■ **Stored records**:
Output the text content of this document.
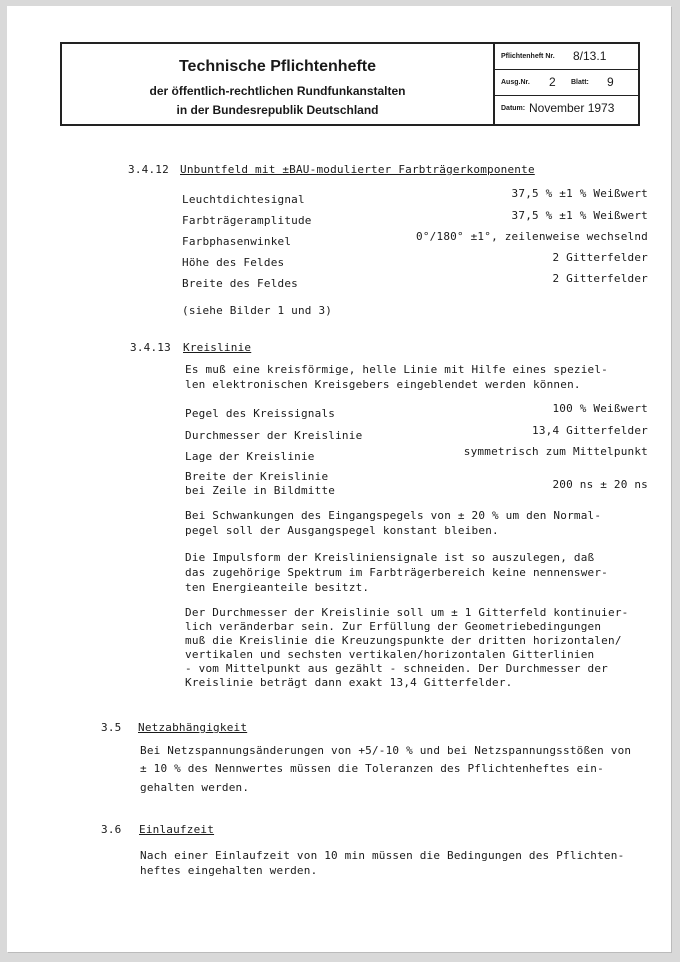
Technische Pflichtenhefte
der öffentlich-rechtlichen Rundfunkanstalten
in der Bundesrepublik Deutschland
Pflichtenheft Nr. 8/13.1
Ausg.Nr. 2 Blatt: 9
Datum: November 1973
3.4.12 Unbuntfeld mit ±BAU-modulierter Farbträgerkomponente
Leuchtdichtesignal	37,5 % ±1 % Weißwert
Farbträgeramplitude	37,5 % ±1 % Weißwert
Farbphasenwinkel	0°/180° ±1°, zeilenweise wechselnd
Höhe des Feldes	2 Gitterfelder
Breite des Feldes	2 Gitterfelder
(siehe Bilder 1 und 3)
3.4.13 Kreislinie
Es muß eine kreisförmige, helle Linie mit Hilfe eines speziel-
len elektronischen Kreisgebers eingeblendet werden können.
Pegel des Kreissignals	100 % Weißwert
Durchmesser der Kreislinie	13,4 Gitterfelder
Lage der Kreislinie	symmetrisch zum Mittelpunkt
Breite der Kreislinie
bei Zeile in Bildmitte	200 ns ± 20 ns
Bei Schwankungen des Eingangspegels von ± 20 % um den Normal-
pegel soll der Ausgangspegel konstant bleiben.
Die Impulsform der Kreisliniensignale ist so auszulegen, daß
das zugehörige Spektrum im Farbträgerbereich keine nennenswer-
ten Energieanteile besitzt.
Der Durchmesser der Kreislinie soll um ± 1 Gitterfeld kontinuier-
lich veränderbar sein. Zur Erfüllung der Geometriebedingungen
muß die Kreislinie die Kreuzungspunkte der dritten horizontalen/
vertikalen und sechsten vertikalen/horizontalen Gitterlinien
- vom Mittelpunkt aus gezählt - schneiden. Der Durchmesser der
Kreislinie beträgt dann exakt 13,4 Gitterfelder.
3.5 Netzabhängigkeit
Bei Netzspannungsänderungen von +5/-10 % und bei Netzspannungsstößen von
± 10 % des Nennwertes müssen die Toleranzen des Pflichtenheftes ein-
gehalten werden.
3.6 Einlaufzeit
Nach einer Einlaufzeit von 10 min müssen die Bedingungen des Pflichten-
heftes eingehalten werden.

■ **WHAT IS EXPECTED**: Omit the pictures, and quote the material above exactly as given.

■ **ANSWER**:
Output the text content of this document.
Technische Pflichtenhefte
der öffentlich-rechtlichen Rundfunkanstalten
in der Bundesrepublik Deutschland
Pflichtenheft Nr. 8/13.1
Ausg.Nr. 2 Blatt: 9
Datum: November 1973
3.4.12 Unbuntfeld mit ±BAU-modulierter Farbträgerkomponente
Leuchtdichtesignal	37,5 % ±1 % Weißwert
Farbträgeramplitude	37,5 % ±1 % Weißwert
Farbphasenwinkel	0°/180° ±1°, zeilenweise wechselnd
Höhe des Feldes	2 Gitterfelder
Breite des Feldes	2 Gitterfelder
(siehe Bilder 1 und 3)
3.4.13 Kreislinie
Es muß eine kreisförmige, helle Linie mit Hilfe eines speziel-
len elektronischen Kreisgebers eingeblendet werden können.
Pegel des Kreissignals	100 % Weißwert
Durchmesser der Kreislinie	13,4 Gitterfelder
Lage der Kreislinie	symmetrisch zum Mittelpunkt
Breite der Kreislinie
bei Zeile in Bildmitte	200 ns ± 20 ns
Bei Schwankungen des Eingangspegels von ± 20 % um den Normal-
pegel soll der Ausgangspegel konstant bleiben.
Die Impulsform der Kreisliniensignale ist so auszulegen, daß
das zugehörige Spektrum im Farbträgerbereich keine nennenswer-
ten Energieanteile besitzt.
Der Durchmesser der Kreislinie soll um ± 1 Gitterfeld kontinuier-
lich veränderbar sein. Zur Erfüllung der Geometriebedingungen
muß die Kreislinie die Kreuzungspunkte der dritten horizontalen/
vertikalen und sechsten vertikalen/horizontalen Gitterlinien
- vom Mittelpunkt aus gezählt - schneiden. Der Durchmesser der
Kreislinie beträgt dann exakt 13,4 Gitterfelder.
3.5 Netzabhängigkeit
Bei Netzspannungsänderungen von +5/-10 % und bei Netzspannungsstößen von
± 10 % des Nennwertes müssen die Toleranzen des Pflichtenheftes ein-
gehalten werden.
3.6 Einlaufzeit
Nach einer Einlaufzeit von 10 min müssen die Bedingungen des Pflichten-
heftes eingehalten werden.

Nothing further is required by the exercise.